### AIM:
Search the records for "this" and copy each line that holds it.

[Dataset items]
■ ■ ■

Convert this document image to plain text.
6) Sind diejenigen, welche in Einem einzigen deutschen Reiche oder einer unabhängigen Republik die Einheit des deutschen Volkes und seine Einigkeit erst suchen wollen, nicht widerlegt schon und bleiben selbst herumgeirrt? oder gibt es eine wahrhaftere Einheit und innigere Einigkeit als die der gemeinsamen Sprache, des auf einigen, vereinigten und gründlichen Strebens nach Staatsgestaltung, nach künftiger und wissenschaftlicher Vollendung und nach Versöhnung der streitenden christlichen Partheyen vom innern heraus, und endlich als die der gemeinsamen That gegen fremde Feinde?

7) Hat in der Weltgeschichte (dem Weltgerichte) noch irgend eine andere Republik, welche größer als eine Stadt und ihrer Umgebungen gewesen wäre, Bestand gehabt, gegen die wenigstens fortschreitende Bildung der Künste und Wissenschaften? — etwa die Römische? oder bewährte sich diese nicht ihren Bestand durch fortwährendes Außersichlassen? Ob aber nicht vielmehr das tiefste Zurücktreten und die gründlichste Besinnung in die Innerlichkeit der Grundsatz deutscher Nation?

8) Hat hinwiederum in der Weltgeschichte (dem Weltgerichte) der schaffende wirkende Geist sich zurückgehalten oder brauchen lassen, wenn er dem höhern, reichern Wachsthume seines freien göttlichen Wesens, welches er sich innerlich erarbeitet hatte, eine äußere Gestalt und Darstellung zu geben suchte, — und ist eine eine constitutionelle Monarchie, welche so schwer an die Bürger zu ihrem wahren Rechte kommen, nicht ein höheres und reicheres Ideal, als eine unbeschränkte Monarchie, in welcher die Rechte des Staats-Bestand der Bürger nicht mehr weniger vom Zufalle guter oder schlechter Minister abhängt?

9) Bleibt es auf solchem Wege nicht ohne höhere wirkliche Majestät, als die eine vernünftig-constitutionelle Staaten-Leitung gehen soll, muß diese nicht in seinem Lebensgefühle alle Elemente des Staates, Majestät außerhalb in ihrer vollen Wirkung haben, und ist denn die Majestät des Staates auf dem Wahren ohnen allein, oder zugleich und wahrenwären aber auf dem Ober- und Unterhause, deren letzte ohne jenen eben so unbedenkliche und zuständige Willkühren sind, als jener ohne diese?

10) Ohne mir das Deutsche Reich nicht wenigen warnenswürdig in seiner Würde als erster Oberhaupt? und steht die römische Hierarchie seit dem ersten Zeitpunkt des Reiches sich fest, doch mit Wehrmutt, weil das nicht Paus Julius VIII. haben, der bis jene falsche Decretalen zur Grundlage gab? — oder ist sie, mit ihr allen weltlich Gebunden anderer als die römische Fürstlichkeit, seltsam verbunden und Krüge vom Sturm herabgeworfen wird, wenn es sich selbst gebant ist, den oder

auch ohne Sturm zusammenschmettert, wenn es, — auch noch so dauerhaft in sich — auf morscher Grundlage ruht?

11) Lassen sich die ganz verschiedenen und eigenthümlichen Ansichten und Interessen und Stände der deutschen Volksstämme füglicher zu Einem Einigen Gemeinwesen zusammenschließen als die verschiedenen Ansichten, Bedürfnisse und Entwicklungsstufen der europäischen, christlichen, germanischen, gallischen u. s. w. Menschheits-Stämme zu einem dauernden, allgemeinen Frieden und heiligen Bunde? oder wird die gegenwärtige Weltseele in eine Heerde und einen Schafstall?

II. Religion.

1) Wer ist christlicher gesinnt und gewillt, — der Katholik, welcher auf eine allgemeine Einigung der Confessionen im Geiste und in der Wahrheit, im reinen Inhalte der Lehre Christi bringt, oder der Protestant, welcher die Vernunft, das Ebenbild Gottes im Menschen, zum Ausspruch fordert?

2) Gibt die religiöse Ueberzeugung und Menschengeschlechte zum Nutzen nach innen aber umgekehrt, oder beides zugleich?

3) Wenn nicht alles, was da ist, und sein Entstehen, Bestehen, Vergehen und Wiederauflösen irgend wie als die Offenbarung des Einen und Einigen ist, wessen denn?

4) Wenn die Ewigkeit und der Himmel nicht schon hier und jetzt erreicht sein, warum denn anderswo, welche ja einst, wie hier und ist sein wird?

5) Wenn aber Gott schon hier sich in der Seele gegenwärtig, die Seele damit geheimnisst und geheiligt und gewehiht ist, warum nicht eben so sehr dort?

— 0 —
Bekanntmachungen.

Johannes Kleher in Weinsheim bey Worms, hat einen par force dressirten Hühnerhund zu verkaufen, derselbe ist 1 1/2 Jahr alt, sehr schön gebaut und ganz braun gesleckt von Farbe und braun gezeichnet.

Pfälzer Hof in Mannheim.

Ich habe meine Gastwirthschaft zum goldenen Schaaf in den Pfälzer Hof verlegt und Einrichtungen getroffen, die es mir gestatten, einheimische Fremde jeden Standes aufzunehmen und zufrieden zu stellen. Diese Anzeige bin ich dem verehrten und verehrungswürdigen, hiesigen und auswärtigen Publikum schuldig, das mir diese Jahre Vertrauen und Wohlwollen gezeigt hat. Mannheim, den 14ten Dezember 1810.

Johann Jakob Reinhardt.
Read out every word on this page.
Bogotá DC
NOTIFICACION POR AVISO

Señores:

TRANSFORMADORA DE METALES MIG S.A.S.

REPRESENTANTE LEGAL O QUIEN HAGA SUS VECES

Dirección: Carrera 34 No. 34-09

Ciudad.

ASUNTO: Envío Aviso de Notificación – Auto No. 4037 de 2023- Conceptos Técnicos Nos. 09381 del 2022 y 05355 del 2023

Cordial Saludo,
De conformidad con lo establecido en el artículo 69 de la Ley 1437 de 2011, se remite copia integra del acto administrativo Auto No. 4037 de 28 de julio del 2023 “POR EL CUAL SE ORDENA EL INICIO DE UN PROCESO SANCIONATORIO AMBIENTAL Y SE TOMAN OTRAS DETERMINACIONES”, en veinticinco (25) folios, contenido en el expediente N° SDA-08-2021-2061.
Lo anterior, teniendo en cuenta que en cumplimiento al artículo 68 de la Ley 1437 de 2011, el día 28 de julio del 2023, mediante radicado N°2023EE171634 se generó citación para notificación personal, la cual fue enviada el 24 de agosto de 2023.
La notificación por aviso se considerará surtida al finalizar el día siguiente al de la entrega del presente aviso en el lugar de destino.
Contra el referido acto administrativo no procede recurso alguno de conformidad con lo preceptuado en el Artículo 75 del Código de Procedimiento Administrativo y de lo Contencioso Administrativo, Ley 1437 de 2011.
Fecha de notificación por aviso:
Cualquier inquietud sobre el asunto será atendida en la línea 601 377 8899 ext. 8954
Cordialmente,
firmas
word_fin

■ ■ ■

### EXERCISE RESULT:
Convert this document image to plain text.
Read out every word on this page.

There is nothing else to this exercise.